Supplied material
START

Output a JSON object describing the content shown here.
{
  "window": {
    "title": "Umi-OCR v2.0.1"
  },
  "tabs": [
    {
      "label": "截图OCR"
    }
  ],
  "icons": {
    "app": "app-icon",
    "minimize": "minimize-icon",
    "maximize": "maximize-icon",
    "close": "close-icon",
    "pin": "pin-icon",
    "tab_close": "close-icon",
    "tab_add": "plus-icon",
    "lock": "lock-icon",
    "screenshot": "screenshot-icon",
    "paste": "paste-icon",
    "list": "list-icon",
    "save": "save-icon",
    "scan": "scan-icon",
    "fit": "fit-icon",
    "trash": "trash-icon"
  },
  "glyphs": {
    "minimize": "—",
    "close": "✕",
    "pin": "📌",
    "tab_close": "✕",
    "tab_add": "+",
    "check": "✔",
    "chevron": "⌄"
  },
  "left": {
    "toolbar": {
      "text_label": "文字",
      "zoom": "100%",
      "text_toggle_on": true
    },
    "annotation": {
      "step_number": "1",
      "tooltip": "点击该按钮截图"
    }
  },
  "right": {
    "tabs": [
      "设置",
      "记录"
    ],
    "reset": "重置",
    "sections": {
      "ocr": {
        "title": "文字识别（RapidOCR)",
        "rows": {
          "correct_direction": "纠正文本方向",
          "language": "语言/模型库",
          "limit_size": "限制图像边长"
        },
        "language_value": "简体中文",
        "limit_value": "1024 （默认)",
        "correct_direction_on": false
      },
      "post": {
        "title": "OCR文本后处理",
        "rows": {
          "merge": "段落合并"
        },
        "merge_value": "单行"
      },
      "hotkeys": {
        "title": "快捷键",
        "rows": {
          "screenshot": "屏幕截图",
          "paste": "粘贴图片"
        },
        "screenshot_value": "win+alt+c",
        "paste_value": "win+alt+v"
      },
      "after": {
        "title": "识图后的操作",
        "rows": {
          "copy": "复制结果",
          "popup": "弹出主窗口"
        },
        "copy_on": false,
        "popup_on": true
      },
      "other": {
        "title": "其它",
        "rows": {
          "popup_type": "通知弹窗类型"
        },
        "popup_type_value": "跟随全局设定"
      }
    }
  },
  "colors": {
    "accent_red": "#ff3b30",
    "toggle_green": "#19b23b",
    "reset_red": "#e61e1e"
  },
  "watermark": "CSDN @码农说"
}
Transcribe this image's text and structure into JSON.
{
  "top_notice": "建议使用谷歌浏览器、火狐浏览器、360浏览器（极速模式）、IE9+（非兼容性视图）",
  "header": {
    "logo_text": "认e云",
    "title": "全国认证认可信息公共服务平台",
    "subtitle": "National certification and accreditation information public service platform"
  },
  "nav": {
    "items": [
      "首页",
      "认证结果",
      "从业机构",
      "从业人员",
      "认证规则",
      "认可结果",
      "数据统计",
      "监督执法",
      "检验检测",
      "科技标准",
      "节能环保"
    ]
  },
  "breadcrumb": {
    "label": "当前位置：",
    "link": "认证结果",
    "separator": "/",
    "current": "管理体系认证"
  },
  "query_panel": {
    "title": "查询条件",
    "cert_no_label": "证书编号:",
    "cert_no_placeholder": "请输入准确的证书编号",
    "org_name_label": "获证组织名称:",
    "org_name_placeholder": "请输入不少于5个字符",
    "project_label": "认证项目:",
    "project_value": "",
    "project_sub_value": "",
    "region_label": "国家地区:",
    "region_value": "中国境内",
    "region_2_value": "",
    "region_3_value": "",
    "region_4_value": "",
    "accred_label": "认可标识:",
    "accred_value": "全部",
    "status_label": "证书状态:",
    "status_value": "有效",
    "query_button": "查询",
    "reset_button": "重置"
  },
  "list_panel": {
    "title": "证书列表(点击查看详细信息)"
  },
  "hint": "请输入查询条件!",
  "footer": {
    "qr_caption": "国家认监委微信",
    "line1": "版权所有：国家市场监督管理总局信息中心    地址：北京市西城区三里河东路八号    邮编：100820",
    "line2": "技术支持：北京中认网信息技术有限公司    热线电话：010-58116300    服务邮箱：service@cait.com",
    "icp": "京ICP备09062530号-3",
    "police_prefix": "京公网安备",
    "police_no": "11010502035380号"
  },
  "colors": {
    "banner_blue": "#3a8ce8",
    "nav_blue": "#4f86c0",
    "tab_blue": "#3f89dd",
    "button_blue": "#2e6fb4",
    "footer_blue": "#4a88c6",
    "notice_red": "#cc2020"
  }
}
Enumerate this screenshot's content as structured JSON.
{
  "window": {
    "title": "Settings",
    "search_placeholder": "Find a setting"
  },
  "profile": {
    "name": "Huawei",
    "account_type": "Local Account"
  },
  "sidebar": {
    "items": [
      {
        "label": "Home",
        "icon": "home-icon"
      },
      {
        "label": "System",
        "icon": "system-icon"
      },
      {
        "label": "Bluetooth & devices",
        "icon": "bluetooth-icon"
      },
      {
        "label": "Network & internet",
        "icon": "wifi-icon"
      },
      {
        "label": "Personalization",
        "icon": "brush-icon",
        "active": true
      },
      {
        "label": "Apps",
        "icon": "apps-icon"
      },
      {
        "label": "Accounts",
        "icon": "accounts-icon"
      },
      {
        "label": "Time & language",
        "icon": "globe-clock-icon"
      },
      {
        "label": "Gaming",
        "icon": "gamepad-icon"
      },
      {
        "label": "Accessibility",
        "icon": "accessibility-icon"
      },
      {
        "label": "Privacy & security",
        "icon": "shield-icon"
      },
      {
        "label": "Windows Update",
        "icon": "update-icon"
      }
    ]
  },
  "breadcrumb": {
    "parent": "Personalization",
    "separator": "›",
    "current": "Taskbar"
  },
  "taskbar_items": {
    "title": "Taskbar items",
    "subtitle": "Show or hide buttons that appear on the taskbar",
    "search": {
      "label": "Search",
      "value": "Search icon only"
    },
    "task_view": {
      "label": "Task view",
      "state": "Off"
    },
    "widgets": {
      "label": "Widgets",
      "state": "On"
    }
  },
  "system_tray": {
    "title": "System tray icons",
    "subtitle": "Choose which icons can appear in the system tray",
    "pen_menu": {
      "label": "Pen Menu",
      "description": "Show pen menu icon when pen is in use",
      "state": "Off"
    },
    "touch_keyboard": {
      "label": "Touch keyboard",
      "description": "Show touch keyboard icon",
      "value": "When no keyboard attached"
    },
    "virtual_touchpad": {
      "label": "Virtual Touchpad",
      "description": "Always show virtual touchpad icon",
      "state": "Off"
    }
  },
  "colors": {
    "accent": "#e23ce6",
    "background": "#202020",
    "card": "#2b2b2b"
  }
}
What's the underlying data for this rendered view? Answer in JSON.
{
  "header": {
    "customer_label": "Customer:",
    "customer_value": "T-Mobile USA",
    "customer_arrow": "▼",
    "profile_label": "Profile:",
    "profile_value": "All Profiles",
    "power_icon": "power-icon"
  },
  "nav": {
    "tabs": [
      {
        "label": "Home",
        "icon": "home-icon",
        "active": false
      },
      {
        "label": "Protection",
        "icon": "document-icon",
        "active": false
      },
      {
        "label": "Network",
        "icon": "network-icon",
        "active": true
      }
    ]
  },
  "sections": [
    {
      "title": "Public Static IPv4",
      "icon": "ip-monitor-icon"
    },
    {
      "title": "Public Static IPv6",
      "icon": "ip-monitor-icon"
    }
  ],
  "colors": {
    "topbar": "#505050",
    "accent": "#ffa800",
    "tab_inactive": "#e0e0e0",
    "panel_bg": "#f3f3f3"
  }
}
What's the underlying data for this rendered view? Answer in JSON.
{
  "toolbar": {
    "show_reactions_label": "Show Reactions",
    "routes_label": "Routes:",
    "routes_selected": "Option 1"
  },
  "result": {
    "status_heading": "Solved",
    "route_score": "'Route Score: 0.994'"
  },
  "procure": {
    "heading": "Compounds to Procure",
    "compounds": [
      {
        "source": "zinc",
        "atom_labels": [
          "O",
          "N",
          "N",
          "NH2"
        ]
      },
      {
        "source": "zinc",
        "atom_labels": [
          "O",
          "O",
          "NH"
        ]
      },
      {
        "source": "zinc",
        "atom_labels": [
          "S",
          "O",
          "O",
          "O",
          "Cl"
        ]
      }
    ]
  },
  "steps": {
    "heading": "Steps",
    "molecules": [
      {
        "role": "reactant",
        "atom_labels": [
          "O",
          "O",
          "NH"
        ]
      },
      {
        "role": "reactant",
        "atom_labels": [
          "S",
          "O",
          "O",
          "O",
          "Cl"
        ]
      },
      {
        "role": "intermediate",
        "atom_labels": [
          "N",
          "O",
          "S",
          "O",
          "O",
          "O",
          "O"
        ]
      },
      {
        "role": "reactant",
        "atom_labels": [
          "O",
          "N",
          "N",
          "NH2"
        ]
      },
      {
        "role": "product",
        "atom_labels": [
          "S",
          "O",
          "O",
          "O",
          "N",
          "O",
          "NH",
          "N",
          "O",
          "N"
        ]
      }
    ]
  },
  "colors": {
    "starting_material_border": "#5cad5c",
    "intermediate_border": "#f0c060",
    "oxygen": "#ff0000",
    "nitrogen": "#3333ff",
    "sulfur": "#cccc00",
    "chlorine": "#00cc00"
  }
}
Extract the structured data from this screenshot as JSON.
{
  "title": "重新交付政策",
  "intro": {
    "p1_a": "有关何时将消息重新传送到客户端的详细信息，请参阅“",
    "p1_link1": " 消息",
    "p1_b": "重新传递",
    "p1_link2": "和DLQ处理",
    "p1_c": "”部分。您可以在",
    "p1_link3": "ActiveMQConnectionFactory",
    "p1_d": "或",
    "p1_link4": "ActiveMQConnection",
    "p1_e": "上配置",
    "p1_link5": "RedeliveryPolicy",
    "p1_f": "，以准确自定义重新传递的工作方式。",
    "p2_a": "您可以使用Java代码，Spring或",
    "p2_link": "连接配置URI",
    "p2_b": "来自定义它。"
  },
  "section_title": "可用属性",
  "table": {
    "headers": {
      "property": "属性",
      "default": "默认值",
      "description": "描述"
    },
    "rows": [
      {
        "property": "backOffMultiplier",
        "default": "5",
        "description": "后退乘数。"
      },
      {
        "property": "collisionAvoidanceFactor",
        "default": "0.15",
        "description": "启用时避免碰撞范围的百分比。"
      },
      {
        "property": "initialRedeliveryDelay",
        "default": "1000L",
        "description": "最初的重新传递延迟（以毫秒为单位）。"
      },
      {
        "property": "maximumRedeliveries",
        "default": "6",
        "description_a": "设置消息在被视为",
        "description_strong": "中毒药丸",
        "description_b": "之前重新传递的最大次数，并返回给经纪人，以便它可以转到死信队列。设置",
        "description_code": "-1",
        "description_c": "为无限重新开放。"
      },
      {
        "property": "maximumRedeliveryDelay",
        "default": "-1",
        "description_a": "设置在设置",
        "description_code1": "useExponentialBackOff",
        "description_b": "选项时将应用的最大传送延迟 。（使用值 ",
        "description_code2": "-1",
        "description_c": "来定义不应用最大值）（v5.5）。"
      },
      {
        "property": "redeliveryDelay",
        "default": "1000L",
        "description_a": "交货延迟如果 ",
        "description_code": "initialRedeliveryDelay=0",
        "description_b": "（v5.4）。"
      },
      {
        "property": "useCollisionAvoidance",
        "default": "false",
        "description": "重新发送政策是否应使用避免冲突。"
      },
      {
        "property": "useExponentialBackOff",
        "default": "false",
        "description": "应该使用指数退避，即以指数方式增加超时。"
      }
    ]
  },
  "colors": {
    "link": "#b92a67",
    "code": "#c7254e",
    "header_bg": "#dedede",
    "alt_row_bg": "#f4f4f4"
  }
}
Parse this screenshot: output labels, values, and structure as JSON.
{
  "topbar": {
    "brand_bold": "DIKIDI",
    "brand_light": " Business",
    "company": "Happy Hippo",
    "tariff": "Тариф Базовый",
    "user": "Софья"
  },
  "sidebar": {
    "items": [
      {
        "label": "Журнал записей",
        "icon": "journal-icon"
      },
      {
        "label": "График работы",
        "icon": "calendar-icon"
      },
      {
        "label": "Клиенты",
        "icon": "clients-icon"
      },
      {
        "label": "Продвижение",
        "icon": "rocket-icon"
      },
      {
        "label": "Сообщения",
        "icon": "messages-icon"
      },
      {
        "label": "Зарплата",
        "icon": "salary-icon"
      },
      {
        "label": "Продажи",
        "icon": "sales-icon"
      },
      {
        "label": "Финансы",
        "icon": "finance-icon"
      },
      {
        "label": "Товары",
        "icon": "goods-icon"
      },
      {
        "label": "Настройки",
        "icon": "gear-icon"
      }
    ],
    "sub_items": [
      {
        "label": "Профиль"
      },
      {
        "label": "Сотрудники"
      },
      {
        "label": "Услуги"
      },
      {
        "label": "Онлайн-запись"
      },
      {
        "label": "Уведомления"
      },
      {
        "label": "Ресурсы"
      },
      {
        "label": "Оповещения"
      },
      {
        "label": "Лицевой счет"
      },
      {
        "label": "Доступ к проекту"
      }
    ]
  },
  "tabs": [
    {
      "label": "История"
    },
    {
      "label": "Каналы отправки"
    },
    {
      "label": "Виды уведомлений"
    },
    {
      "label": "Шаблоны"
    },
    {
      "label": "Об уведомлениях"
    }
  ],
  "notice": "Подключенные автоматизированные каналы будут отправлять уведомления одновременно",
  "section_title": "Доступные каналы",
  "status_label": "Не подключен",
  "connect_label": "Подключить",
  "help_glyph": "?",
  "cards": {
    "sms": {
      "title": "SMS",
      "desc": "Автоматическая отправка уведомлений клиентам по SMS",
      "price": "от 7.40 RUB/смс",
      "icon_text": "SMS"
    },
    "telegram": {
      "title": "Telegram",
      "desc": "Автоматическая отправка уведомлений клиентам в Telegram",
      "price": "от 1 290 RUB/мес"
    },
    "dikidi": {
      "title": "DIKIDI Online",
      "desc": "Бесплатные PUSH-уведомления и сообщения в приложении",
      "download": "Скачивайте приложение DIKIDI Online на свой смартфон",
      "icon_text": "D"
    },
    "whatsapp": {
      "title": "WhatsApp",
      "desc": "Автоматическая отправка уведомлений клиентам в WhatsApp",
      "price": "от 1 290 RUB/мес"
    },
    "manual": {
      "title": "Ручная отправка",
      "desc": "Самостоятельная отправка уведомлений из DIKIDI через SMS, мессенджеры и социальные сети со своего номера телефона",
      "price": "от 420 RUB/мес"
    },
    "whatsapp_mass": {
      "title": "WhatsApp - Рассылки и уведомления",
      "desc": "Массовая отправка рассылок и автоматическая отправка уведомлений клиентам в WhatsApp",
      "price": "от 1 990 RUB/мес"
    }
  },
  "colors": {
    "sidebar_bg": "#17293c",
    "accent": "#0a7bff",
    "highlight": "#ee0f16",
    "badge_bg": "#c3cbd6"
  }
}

END

The problem
Search the data for "subtitle". Copy every line that has it.

Response
    "subtitle": "National certification and accreditation information public service platform"
    "subtitle": "Show or hide buttons that appear on the taskbar",
    "subtitle": "Choose which icons can appear in the system tray",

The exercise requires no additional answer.